▸ **DIRECTION**
From the data that follows, copy every line holding the string "Ruptures".

Rows from a figure dataset

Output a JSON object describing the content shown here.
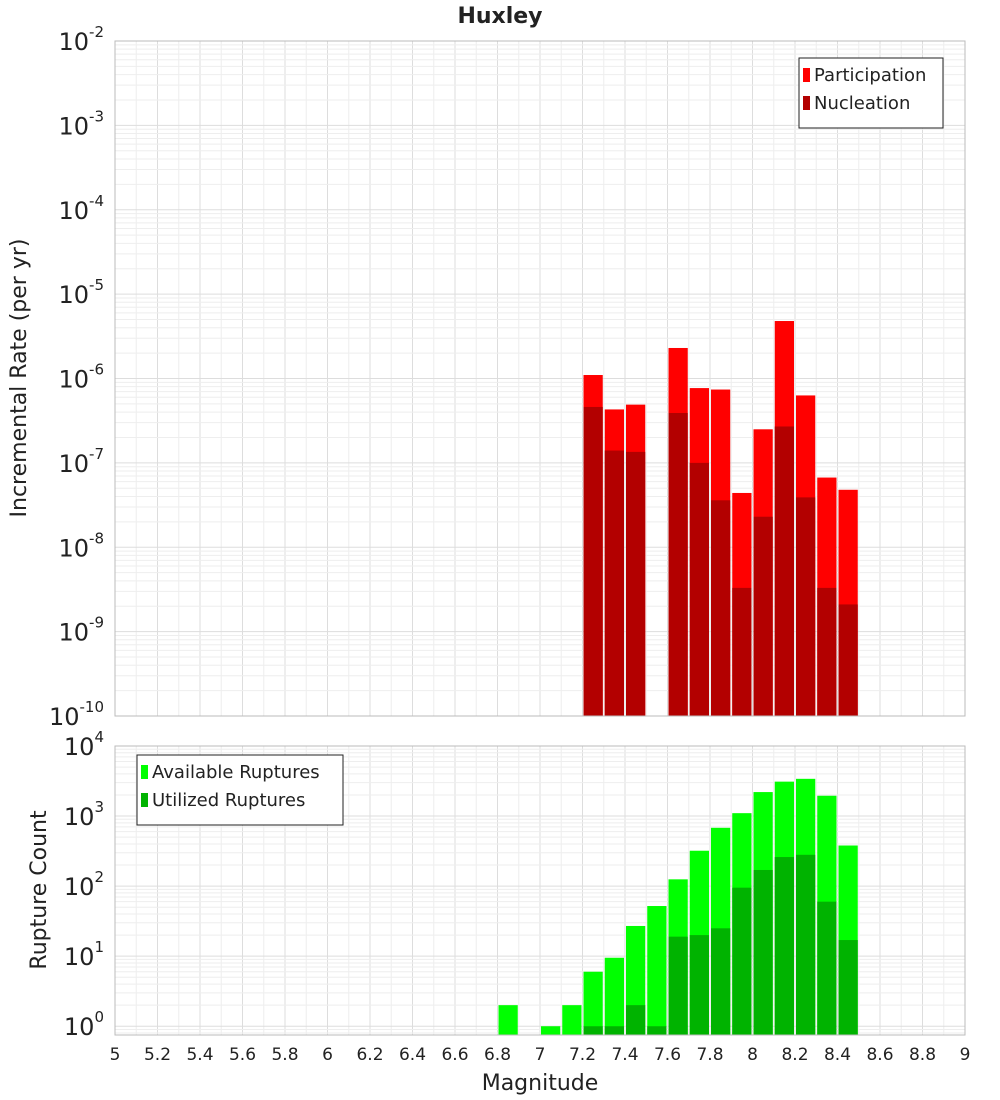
{
  "chart_data": [
    {
      "type": "bar",
      "title": "Huxley",
      "xlabel": "",
      "ylabel": "Incremental Rate (per yr)",
      "yscale": "log",
      "ylim": [
        1e-10,
        0.01
      ],
      "xlim": [
        5,
        9
      ],
      "y_ticks": [
        {
          "base": "10",
          "exp": "-10"
        },
        {
          "base": "10",
          "exp": "-9"
        },
        {
          "base": "10",
          "exp": "-8"
        },
        {
          "base": "10",
          "exp": "-7"
        },
        {
          "base": "10",
          "exp": "-6"
        },
        {
          "base": "10",
          "exp": "-5"
        },
        {
          "base": "10",
          "exp": "-4"
        },
        {
          "base": "10",
          "exp": "-3"
        },
        {
          "base": "10",
          "exp": "-2"
        }
      ],
      "legend_position": "top-right",
      "x": [
        7.25,
        7.35,
        7.45,
        7.55,
        7.65,
        7.75,
        7.85,
        7.95,
        8.05,
        8.15,
        8.25,
        8.35,
        8.45
      ],
      "series": [
        {
          "name": "Participation",
          "color": "#ff0000",
          "values": [
            1.1e-06,
            4.3e-07,
            4.9e-07,
            null,
            2.3e-06,
            7.7e-07,
            7.4e-07,
            4.4e-08,
            2.5e-07,
            4.8e-06,
            6.3e-07,
            6.7e-08,
            4.8e-08
          ]
        },
        {
          "name": "Nucleation",
          "color": "#b30000",
          "values": [
            4.6e-07,
            1.4e-07,
            1.35e-07,
            null,
            3.9e-07,
            1e-07,
            3.6e-08,
            3.3e-09,
            2.3e-08,
            2.7e-07,
            3.9e-08,
            3.3e-09,
            2.1e-09
          ]
        }
      ]
    },
    {
      "type": "bar",
      "title": "",
      "xlabel": "Magnitude",
      "ylabel": "Rupture Count",
      "yscale": "log",
      "ylim": [
        0.75,
        10000
      ],
      "xlim": [
        5,
        9
      ],
      "x_ticks": [
        "5",
        "5.2",
        "5.4",
        "5.6",
        "5.8",
        "6",
        "6.2",
        "6.4",
        "6.6",
        "6.8",
        "7",
        "7.2",
        "7.4",
        "7.6",
        "7.8",
        "8",
        "8.2",
        "8.4",
        "8.6",
        "8.8",
        "9"
      ],
      "y_ticks": [
        {
          "base": "10",
          "exp": "0"
        },
        {
          "base": "10",
          "exp": "1"
        },
        {
          "base": "10",
          "exp": "2"
        },
        {
          "base": "10",
          "exp": "3"
        },
        {
          "base": "10",
          "exp": "4"
        }
      ],
      "legend_position": "top-left",
      "x": [
        6.85,
        6.95,
        7.05,
        7.15,
        7.25,
        7.35,
        7.45,
        7.55,
        7.65,
        7.75,
        7.85,
        7.95,
        8.05,
        8.15,
        8.25,
        8.35,
        8.45
      ],
      "series": [
        {
          "name": "Available Ruptures",
          "color": "#00ff00",
          "values": [
            2,
            null,
            1,
            2,
            6,
            9.5,
            27,
            52,
            125,
            320,
            680,
            1100,
            2200,
            3100,
            3400,
            1950,
            380
          ]
        },
        {
          "name": "Utilized Ruptures",
          "color": "#00b300",
          "values": [
            null,
            null,
            null,
            null,
            1,
            1,
            2,
            1,
            19,
            20,
            25,
            95,
            170,
            260,
            280,
            60,
            17
          ]
        }
      ]
    }
  ]
}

▸ **REPLY**
          "name": "Available Ruptures",
          "name": "Utilized Ruptures",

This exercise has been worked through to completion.